> **PROVIDED INFORMATION**:
■ ■ ■ ■
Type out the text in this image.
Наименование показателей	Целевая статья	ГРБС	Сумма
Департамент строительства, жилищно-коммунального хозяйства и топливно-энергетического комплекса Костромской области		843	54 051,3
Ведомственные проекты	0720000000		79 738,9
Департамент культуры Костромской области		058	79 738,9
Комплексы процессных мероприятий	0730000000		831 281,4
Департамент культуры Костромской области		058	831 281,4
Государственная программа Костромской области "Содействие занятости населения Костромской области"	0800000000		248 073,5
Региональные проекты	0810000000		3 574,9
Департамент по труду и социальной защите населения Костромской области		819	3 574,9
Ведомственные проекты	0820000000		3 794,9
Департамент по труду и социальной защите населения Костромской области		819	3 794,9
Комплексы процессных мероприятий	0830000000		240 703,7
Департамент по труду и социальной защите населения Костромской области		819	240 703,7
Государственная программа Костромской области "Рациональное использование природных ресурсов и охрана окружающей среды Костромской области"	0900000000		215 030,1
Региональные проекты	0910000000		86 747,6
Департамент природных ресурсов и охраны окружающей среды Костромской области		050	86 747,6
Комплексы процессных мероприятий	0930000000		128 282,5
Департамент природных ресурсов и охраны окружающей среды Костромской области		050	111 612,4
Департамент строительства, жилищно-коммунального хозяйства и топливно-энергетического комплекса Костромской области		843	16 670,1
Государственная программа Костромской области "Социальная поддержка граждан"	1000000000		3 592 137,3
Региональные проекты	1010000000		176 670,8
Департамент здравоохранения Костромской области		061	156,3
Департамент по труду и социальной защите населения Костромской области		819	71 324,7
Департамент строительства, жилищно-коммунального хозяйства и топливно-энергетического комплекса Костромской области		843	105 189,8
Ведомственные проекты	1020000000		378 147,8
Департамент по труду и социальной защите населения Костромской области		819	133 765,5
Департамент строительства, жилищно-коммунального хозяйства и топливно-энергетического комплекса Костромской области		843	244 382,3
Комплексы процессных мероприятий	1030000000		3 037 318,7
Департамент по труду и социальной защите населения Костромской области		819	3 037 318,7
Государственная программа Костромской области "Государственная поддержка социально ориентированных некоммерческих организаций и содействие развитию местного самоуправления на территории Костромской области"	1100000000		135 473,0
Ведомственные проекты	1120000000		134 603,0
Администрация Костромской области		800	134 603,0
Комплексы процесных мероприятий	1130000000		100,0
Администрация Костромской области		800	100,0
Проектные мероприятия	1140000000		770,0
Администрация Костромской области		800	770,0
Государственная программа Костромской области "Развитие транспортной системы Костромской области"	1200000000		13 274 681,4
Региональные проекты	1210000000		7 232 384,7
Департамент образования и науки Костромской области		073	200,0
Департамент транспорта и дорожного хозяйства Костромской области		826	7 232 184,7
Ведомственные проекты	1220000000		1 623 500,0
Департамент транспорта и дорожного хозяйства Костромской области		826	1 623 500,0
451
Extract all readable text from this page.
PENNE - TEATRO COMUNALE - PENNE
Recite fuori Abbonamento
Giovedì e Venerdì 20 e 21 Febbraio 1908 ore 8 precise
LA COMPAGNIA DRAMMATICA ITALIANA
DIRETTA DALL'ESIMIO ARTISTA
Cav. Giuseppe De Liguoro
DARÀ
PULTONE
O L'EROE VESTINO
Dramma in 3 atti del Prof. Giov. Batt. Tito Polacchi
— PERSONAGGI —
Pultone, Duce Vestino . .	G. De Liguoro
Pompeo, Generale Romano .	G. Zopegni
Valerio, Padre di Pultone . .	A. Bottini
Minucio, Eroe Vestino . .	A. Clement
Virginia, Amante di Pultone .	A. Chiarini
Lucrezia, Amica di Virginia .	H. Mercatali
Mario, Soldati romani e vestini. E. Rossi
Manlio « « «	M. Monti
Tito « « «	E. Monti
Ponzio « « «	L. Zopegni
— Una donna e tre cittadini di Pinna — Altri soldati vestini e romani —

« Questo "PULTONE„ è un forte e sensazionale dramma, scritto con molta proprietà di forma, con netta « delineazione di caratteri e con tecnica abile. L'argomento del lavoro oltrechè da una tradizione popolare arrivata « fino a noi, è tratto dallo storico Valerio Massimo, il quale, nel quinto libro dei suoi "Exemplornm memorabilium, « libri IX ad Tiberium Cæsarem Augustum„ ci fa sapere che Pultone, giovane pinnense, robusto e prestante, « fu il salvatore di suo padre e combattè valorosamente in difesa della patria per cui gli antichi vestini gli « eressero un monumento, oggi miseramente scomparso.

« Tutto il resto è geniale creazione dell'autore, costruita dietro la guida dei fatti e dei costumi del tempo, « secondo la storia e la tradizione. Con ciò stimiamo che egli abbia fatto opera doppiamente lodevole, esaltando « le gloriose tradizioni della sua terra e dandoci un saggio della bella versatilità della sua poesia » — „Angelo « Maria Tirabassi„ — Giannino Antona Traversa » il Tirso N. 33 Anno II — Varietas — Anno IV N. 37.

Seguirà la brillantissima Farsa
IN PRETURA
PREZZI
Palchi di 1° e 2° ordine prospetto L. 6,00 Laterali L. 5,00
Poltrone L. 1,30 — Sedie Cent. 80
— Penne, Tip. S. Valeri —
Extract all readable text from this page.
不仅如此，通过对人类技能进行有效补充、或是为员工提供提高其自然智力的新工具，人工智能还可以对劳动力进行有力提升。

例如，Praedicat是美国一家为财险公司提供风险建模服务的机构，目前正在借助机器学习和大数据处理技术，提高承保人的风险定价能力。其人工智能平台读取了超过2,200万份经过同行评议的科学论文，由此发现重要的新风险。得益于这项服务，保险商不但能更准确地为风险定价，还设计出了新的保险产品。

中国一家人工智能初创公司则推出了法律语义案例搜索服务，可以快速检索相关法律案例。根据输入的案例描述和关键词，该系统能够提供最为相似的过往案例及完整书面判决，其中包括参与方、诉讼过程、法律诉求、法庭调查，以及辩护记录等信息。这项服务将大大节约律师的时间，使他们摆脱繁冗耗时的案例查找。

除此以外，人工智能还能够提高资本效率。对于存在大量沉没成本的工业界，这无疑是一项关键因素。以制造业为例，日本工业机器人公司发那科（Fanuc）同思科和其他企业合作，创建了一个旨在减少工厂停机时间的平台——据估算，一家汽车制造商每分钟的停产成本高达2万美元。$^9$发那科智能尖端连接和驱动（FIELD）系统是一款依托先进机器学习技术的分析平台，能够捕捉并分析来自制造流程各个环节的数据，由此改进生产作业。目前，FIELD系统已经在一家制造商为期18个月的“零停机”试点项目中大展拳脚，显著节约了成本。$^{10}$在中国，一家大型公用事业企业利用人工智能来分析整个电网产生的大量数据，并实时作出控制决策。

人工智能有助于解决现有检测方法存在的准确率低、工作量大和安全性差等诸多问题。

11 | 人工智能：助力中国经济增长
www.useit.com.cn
■ ■ ■ ■
> **GIVEN PROBLEM**: Reproduce the entire listing word for word.

> **CORRECT RESULT**:
Type out the text in this image.
Наименование показателей	Целевая статья	ГРБС	Сумма
Департамент строительства, жилищно-коммунального хозяйства и топливно-энергетического комплекса Костромской области		843	54 051,3
Ведомственные проекты	0720000000		79 738,9
Департамент культуры Костромской области		058	79 738,9
Комплексы процессных мероприятий	0730000000		831 281,4
Департамент культуры Костромской области		058	831 281,4
Государственная программа Костромской области "Содействие занятости населения Костромской области"	0800000000		248 073,5
Региональные проекты	0810000000		3 574,9
Департамент по труду и социальной защите населения Костромской области		819	3 574,9
Ведомственные проекты	0820000000		3 794,9
Департамент по труду и социальной защите населения Костромской области		819	3 794,9
Комплексы процессных мероприятий	0830000000		240 703,7
Департамент по труду и социальной защите населения Костромской области		819	240 703,7
Государственная программа Костромской области "Рациональное использование природных ресурсов и охрана окружающей среды Костромской области"	0900000000		215 030,1
Региональные проекты	0910000000		86 747,6
Департамент природных ресурсов и охраны окружающей среды Костромской области		050	86 747,6
Комплексы процессных мероприятий	0930000000		128 282,5
Департамент природных ресурсов и охраны окружающей среды Костромской области		050	111 612,4
Департамент строительства, жилищно-коммунального хозяйства и топливно-энергетического комплекса Костромской области		843	16 670,1
Государственная программа Костромской области "Социальная поддержка граждан"	1000000000		3 592 137,3
Региональные проекты	1010000000		176 670,8
Департамент здравоохранения Костромской области		061	156,3
Департамент по труду и социальной защите населения Костромской области		819	71 324,7
Департамент строительства, жилищно-коммунального хозяйства и топливно-энергетического комплекса Костромской области		843	105 189,8
Ведомственные проекты	1020000000		378 147,8
Департамент по труду и социальной защите населения Костромской области		819	133 765,5
Департамент строительства, жилищно-коммунального хозяйства и топливно-энергетического комплекса Костромской области		843	244 382,3
Комплексы процессных мероприятий	1030000000		3 037 318,7
Департамент по труду и социальной защите населения Костромской области		819	3 037 318,7
Государственная программа Костромской области "Государственная поддержка социально ориентированных некоммерческих организаций и содействие развитию местного самоуправления на территории Костромской области"	1100000000		135 473,0
Ведомственные проекты	1120000000		134 603,0
Администрация Костромской области		800	134 603,0
Комплексы процесных мероприятий	1130000000		100,0
Администрация Костромской области		800	100,0
Проектные мероприятия	1140000000		770,0
Администрация Костромской области		800	770,0
Государственная программа Костромской области "Развитие транспортной системы Костромской области"	1200000000		13 274 681,4
Региональные проекты	1210000000		7 232 384,7
Департамент образования и науки Костромской области		073	200,0
Департамент транспорта и дорожного хозяйства Костромской области		826	7 232 184,7
Ведомственные проекты	1220000000		1 623 500,0
Департамент транспорта и дорожного хозяйства Костромской области		826	1 623 500,0
451
Extract all readable text from this page.
PENNE - TEATRO COMUNALE - PENNE
Recite fuori Abbonamento
Giovedì e Venerdì 20 e 21 Febbraio 1908 ore 8 precise
LA COMPAGNIA DRAMMATICA ITALIANA
DIRETTA DALL'ESIMIO ARTISTA
Cav. Giuseppe De Liguoro
DARÀ
PULTONE
O L'EROE VESTINO
Dramma in 3 atti del Prof. Giov. Batt. Tito Polacchi
— PERSONAGGI —
Pultone, Duce Vestino . .	G. De Liguoro
Pompeo, Generale Romano .	G. Zopegni
Valerio, Padre di Pultone . .	A. Bottini
Minucio, Eroe Vestino . .	A. Clement
Virginia, Amante di Pultone .	A. Chiarini
Lucrezia, Amica di Virginia .	H. Mercatali
Mario, Soldati romani e vestini. E. Rossi
Manlio « « «	M. Monti
Tito « « «	E. Monti
Ponzio « « «	L. Zopegni
— Una donna e tre cittadini di Pinna — Altri soldati vestini e romani —

« Questo "PULTONE„ è un forte e sensazionale dramma, scritto con molta proprietà di forma, con netta « delineazione di caratteri e con tecnica abile. L'argomento del lavoro oltrechè da una tradizione popolare arrivata « fino a noi, è tratto dallo storico Valerio Massimo, il quale, nel quinto libro dei suoi "Exemplornm memorabilium, « libri IX ad Tiberium Cæsarem Augustum„ ci fa sapere che Pultone, giovane pinnense, robusto e prestante, « fu il salvatore di suo padre e combattè valorosamente in difesa della patria per cui gli antichi vestini gli « eressero un monumento, oggi miseramente scomparso.

« Tutto il resto è geniale creazione dell'autore, costruita dietro la guida dei fatti e dei costumi del tempo, « secondo la storia e la tradizione. Con ciò stimiamo che egli abbia fatto opera doppiamente lodevole, esaltando « le gloriose tradizioni della sua terra e dandoci un saggio della bella versatilità della sua poesia » — „Angelo « Maria Tirabassi„ — Giannino Antona Traversa » il Tirso N. 33 Anno II — Varietas — Anno IV N. 37.

Seguirà la brillantissima Farsa
IN PRETURA
PREZZI
Palchi di 1° e 2° ordine prospetto L. 6,00 Laterali L. 5,00
Poltrone L. 1,30 — Sedie Cent. 80
— Penne, Tip. S. Valeri —
Extract all readable text from this page.
不仅如此，通过对人类技能进行有效补充、或是为员工提供提高其自然智力的新工具，人工智能还可以对劳动力进行有力提升。

例如，Praedicat是美国一家为财险公司提供风险建模服务的机构，目前正在借助机器学习和大数据处理技术，提高承保人的风险定价能力。其人工智能平台读取了超过2,200万份经过同行评议的科学论文，由此发现重要的新风险。得益于这项服务，保险商不但能更准确地为风险定价，还设计出了新的保险产品。

中国一家人工智能初创公司则推出了法律语义案例搜索服务，可以快速检索相关法律案例。根据输入的案例描述和关键词，该系统能够提供最为相似的过往案例及完整书面判决，其中包括参与方、诉讼过程、法律诉求、法庭调查，以及辩护记录等信息。这项服务将大大节约律师的时间，使他们摆脱繁冗耗时的案例查找。

除此以外，人工智能还能够提高资本效率。对于存在大量沉没成本的工业界，这无疑是一项关键因素。以制造业为例，日本工业机器人公司发那科（Fanuc）同思科和其他企业合作，创建了一个旨在减少工厂停机时间的平台——据估算，一家汽车制造商每分钟的停产成本高达2万美元。$^9$发那科智能尖端连接和驱动（FIELD）系统是一款依托先进机器学习技术的分析平台，能够捕捉并分析来自制造流程各个环节的数据，由此改进生产作业。目前，FIELD系统已经在一家制造商为期18个月的“零停机”试点项目中大展拳脚，显著节约了成本。$^{10}$在中国，一家大型公用事业企业利用人工智能来分析整个电网产生的大量数据，并实时作出控制决策。

人工智能有助于解决现有检测方法存在的准确率低、工作量大和安全性差等诸多问题。

11 | 人工智能：助力中国经济增长
www.useit.com.cn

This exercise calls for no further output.